▸ CHALLENGE: Omit all images, then return the remaining material exactly as it stands.

* Start DATA ROWS *

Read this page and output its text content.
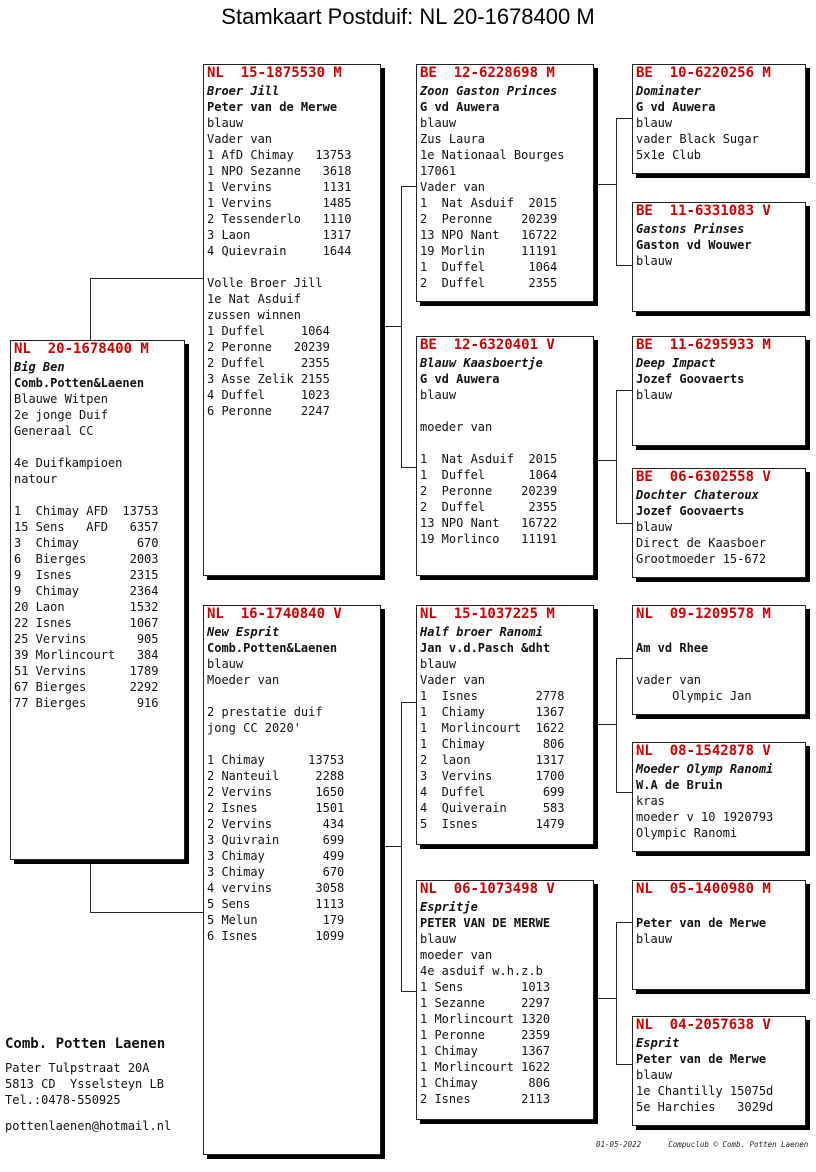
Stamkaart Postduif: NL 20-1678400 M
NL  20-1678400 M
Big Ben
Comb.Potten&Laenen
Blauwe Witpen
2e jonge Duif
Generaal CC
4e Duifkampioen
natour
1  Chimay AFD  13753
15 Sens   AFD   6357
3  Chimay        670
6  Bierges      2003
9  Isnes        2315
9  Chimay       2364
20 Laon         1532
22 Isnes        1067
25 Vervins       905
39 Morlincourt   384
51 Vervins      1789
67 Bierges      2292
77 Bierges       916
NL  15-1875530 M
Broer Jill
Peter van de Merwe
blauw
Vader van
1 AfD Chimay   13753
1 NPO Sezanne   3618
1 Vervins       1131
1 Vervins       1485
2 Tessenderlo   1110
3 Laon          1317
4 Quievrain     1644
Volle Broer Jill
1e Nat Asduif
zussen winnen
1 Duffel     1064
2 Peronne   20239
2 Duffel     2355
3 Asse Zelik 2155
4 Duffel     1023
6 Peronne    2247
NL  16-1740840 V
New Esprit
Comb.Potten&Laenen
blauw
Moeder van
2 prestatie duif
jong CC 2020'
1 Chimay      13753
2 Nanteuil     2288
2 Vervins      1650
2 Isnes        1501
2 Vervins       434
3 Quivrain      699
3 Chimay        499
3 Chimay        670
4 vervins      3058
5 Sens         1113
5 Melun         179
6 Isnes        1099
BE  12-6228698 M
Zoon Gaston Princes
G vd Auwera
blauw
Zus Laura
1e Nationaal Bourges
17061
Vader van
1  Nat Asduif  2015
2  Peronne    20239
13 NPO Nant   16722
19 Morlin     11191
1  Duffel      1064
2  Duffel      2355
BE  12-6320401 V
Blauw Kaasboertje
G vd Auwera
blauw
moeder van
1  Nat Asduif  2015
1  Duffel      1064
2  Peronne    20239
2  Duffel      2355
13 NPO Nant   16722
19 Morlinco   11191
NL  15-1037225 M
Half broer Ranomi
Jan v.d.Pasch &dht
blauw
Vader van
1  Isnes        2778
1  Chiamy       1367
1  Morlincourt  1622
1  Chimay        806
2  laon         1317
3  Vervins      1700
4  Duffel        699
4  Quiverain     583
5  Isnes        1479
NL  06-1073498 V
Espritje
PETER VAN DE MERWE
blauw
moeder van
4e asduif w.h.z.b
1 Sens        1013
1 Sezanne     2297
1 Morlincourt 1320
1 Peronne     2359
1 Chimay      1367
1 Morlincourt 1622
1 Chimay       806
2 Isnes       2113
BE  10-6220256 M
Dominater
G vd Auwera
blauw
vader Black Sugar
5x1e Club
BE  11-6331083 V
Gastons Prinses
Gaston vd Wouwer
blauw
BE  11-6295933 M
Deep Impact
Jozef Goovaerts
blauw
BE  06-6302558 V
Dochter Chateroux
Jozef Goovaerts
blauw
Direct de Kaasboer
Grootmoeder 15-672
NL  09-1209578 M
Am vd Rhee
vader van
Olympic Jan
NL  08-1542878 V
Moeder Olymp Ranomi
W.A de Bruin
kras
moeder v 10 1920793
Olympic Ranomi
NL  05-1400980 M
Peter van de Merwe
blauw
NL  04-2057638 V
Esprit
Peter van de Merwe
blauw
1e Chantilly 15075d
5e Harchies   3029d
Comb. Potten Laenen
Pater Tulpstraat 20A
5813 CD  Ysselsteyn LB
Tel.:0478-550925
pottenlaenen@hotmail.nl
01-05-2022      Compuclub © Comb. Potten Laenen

* End DATA ROWS *

▸ TASK RESULT:
Read this page and output its text content.
Stamkaart Postduif: NL 20-1678400 M
NL  20-1678400 M
Big Ben
Comb.Potten&Laenen
Blauwe Witpen
2e jonge Duif
Generaal CC
4e Duifkampioen
natour
1  Chimay AFD  13753
15 Sens   AFD   6357
3  Chimay        670
6  Bierges      2003
9  Isnes        2315
9  Chimay       2364
20 Laon         1532
22 Isnes        1067
25 Vervins       905
39 Morlincourt   384
51 Vervins      1789
67 Bierges      2292
77 Bierges       916
NL  15-1875530 M
Broer Jill
Peter van de Merwe
blauw
Vader van
1 AfD Chimay   13753
1 NPO Sezanne   3618
1 Vervins       1131
1 Vervins       1485
2 Tessenderlo   1110
3 Laon          1317
4 Quievrain     1644
Volle Broer Jill
1e Nat Asduif
zussen winnen
1 Duffel     1064
2 Peronne   20239
2 Duffel     2355
3 Asse Zelik 2155
4 Duffel     1023
6 Peronne    2247
NL  16-1740840 V
New Esprit
Comb.Potten&Laenen
blauw
Moeder van
2 prestatie duif
jong CC 2020'
1 Chimay      13753
2 Nanteuil     2288
2 Vervins      1650
2 Isnes        1501
2 Vervins       434
3 Quivrain      699
3 Chimay        499
3 Chimay        670
4 vervins      3058
5 Sens         1113
5 Melun         179
6 Isnes        1099
BE  12-6228698 M
Zoon Gaston Princes
G vd Auwera
blauw
Zus Laura
1e Nationaal Bourges
17061
Vader van
1  Nat Asduif  2015
2  Peronne    20239
13 NPO Nant   16722
19 Morlin     11191
1  Duffel      1064
2  Duffel      2355
BE  12-6320401 V
Blauw Kaasboertje
G vd Auwera
blauw
moeder van
1  Nat Asduif  2015
1  Duffel      1064
2  Peronne    20239
2  Duffel      2355
13 NPO Nant   16722
19 Morlinco   11191
NL  15-1037225 M
Half broer Ranomi
Jan v.d.Pasch &dht
blauw
Vader van
1  Isnes        2778
1  Chiamy       1367
1  Morlincourt  1622
1  Chimay        806
2  laon         1317
3  Vervins      1700
4  Duffel        699
4  Quiverain     583
5  Isnes        1479
NL  06-1073498 V
Espritje
PETER VAN DE MERWE
blauw
moeder van
4e asduif w.h.z.b
1 Sens        1013
1 Sezanne     2297
1 Morlincourt 1320
1 Peronne     2359
1 Chimay      1367
1 Morlincourt 1622
1 Chimay       806
2 Isnes       2113
BE  10-6220256 M
Dominater
G vd Auwera
blauw
vader Black Sugar
5x1e Club
BE  11-6331083 V
Gastons Prinses
Gaston vd Wouwer
blauw
BE  11-6295933 M
Deep Impact
Jozef Goovaerts
blauw
BE  06-6302558 V
Dochter Chateroux
Jozef Goovaerts
blauw
Direct de Kaasboer
Grootmoeder 15-672
NL  09-1209578 M
Am vd Rhee
vader van
Olympic Jan
NL  08-1542878 V
Moeder Olymp Ranomi
W.A de Bruin
kras
moeder v 10 1920793
Olympic Ranomi
NL  05-1400980 M
Peter van de Merwe
blauw
NL  04-2057638 V
Esprit
Peter van de Merwe
blauw
1e Chantilly 15075d
5e Harchies   3029d
Comb. Potten Laenen
Pater Tulpstraat 20A
5813 CD  Ysselsteyn LB
Tel.:0478-550925
pottenlaenen@hotmail.nl
01-05-2022      Compuclub © Comb. Potten Laenen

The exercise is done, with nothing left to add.